[Dataset records]
============

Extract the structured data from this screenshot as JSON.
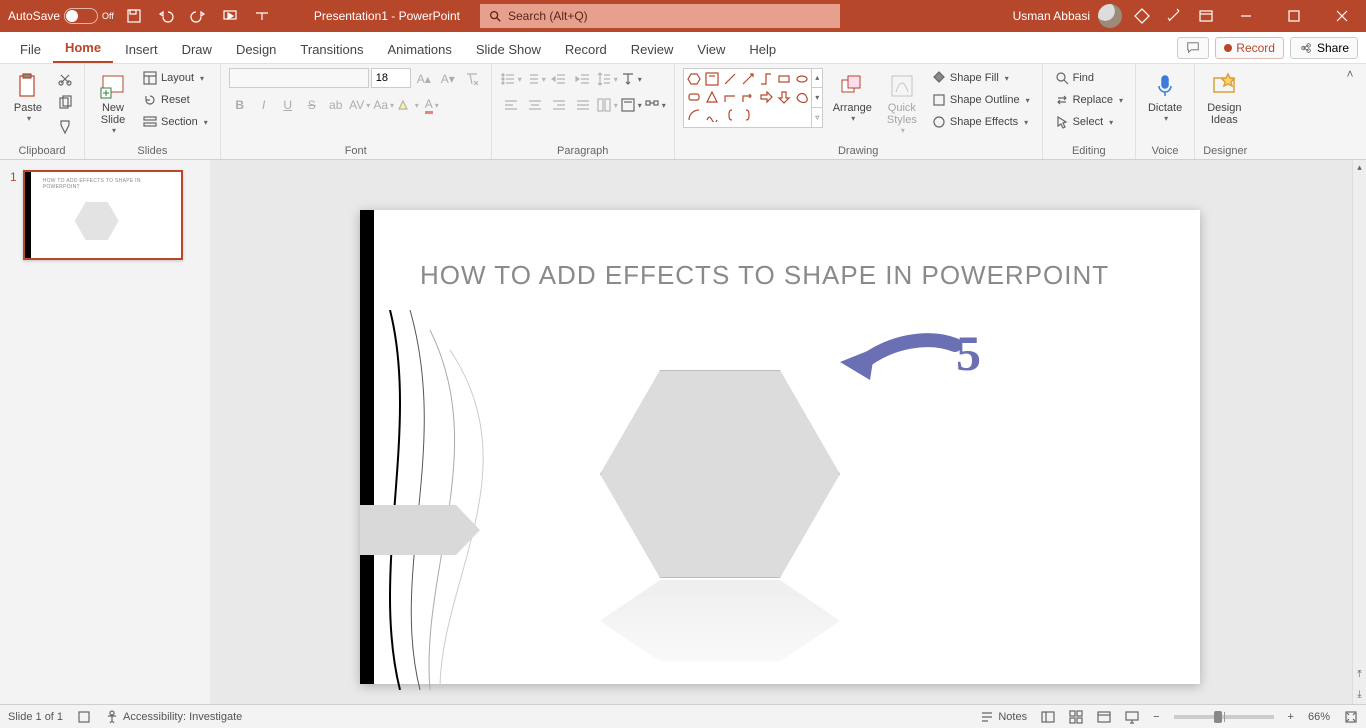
{
  "titlebar": {
    "autosave_label": "AutoSave",
    "autosave_state": "Off",
    "doc_title": "Presentation1 - PowerPoint",
    "search_placeholder": "Search (Alt+Q)",
    "user_name": "Usman Abbasi"
  },
  "tabs": {
    "items": [
      "File",
      "Home",
      "Insert",
      "Draw",
      "Design",
      "Transitions",
      "Animations",
      "Slide Show",
      "Record",
      "Review",
      "View",
      "Help"
    ],
    "active": "Home",
    "record_label": "Record",
    "share_label": "Share"
  },
  "ribbon": {
    "clipboard": {
      "label": "Clipboard",
      "paste": "Paste"
    },
    "slides": {
      "label": "Slides",
      "new_slide": "New\nSlide",
      "layout": "Layout",
      "reset": "Reset",
      "section": "Section"
    },
    "font": {
      "label": "Font",
      "size": "18"
    },
    "paragraph": {
      "label": "Paragraph"
    },
    "drawing": {
      "label": "Drawing",
      "arrange": "Arrange",
      "quick_styles": "Quick\nStyles",
      "shape_fill": "Shape Fill",
      "shape_outline": "Shape Outline",
      "shape_effects": "Shape Effects"
    },
    "editing": {
      "label": "Editing",
      "find": "Find",
      "replace": "Replace",
      "select": "Select"
    },
    "voice": {
      "label": "Voice",
      "dictate": "Dictate"
    },
    "designer": {
      "label": "Designer",
      "design_ideas": "Design\nIdeas"
    }
  },
  "thumbs": {
    "num": "1",
    "title": "HOW TO ADD EFFECTS TO SHAPE IN POWERPOINT"
  },
  "slide": {
    "title": "HOW TO ADD EFFECTS TO SHAPE IN POWERPOINT",
    "annotation_number": "5"
  },
  "status": {
    "slide_counter": "Slide 1 of 1",
    "accessibility": "Accessibility: Investigate",
    "notes": "Notes",
    "zoom": "66%"
  }
}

============

◆ **Problem**
Repeat the data exactly in full, omitting its pictures.

◆ **Final result**
Extract the structured data from this screenshot as JSON.
{
  "titlebar": {
    "autosave_label": "AutoSave",
    "autosave_state": "Off",
    "doc_title": "Presentation1 - PowerPoint",
    "search_placeholder": "Search (Alt+Q)",
    "user_name": "Usman Abbasi"
  },
  "tabs": {
    "items": [
      "File",
      "Home",
      "Insert",
      "Draw",
      "Design",
      "Transitions",
      "Animations",
      "Slide Show",
      "Record",
      "Review",
      "View",
      "Help"
    ],
    "active": "Home",
    "record_label": "Record",
    "share_label": "Share"
  },
  "ribbon": {
    "clipboard": {
      "label": "Clipboard",
      "paste": "Paste"
    },
    "slides": {
      "label": "Slides",
      "new_slide": "New\nSlide",
      "layout": "Layout",
      "reset": "Reset",
      "section": "Section"
    },
    "font": {
      "label": "Font",
      "size": "18"
    },
    "paragraph": {
      "label": "Paragraph"
    },
    "drawing": {
      "label": "Drawing",
      "arrange": "Arrange",
      "quick_styles": "Quick\nStyles",
      "shape_fill": "Shape Fill",
      "shape_outline": "Shape Outline",
      "shape_effects": "Shape Effects"
    },
    "editing": {
      "label": "Editing",
      "find": "Find",
      "replace": "Replace",
      "select": "Select"
    },
    "voice": {
      "label": "Voice",
      "dictate": "Dictate"
    },
    "designer": {
      "label": "Designer",
      "design_ideas": "Design\nIdeas"
    }
  },
  "thumbs": {
    "num": "1",
    "title": "HOW TO ADD EFFECTS TO SHAPE IN POWERPOINT"
  },
  "slide": {
    "title": "HOW TO ADD EFFECTS TO SHAPE IN POWERPOINT",
    "annotation_number": "5"
  },
  "status": {
    "slide_counter": "Slide 1 of 1",
    "accessibility": "Accessibility: Investigate",
    "notes": "Notes",
    "zoom": "66%"
  }
}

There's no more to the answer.